SHORT PROBLEM: Each entry below should be written out exactly as it is, with no pictures.

GIVEN DATA:
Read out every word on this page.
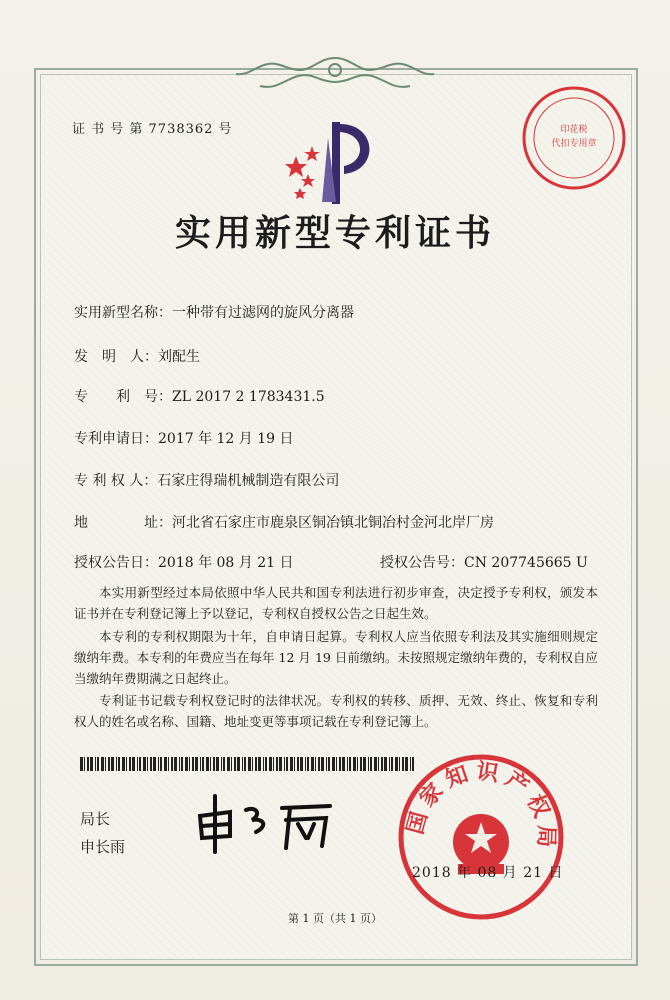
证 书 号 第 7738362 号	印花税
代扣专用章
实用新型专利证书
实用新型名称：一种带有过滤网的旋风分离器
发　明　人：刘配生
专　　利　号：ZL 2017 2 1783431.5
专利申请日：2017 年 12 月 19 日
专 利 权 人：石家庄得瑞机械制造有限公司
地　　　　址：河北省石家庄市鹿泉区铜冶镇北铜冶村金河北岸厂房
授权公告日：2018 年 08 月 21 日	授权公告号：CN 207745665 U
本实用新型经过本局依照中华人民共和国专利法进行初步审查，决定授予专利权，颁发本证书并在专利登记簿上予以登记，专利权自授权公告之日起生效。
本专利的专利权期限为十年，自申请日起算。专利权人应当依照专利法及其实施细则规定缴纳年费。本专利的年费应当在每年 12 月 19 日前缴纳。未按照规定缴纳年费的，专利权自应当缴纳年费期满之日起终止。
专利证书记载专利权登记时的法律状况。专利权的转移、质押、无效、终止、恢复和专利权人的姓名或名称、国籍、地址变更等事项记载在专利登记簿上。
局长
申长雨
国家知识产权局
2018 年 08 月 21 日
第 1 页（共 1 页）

EXPECTED ANSWER:
Read out every word on this page.
证 书 号 第 7738362 号	印花税
代扣专用章
实用新型专利证书
实用新型名称：一种带有过滤网的旋风分离器
发　明　人：刘配生
专　　利　号：ZL 2017 2 1783431.5
专利申请日：2017 年 12 月 19 日
专 利 权 人：石家庄得瑞机械制造有限公司
地　　　　址：河北省石家庄市鹿泉区铜冶镇北铜冶村金河北岸厂房
授权公告日：2018 年 08 月 21 日	授权公告号：CN 207745665 U
本实用新型经过本局依照中华人民共和国专利法进行初步审查，决定授予专利权，颁发本证书并在专利登记簿上予以登记，专利权自授权公告之日起生效。
本专利的专利权期限为十年，自申请日起算。专利权人应当依照专利法及其实施细则规定缴纳年费。本专利的年费应当在每年 12 月 19 日前缴纳。未按照规定缴纳年费的，专利权自应当缴纳年费期满之日起终止。
专利证书记载专利权登记时的法律状况。专利权的转移、质押、无效、终止、恢复和专利权人的姓名或名称、国籍、地址变更等事项记载在专利登记簿上。
局长
申长雨
国家知识产权局
2018 年 08 月 21 日
第 1 页（共 1 页）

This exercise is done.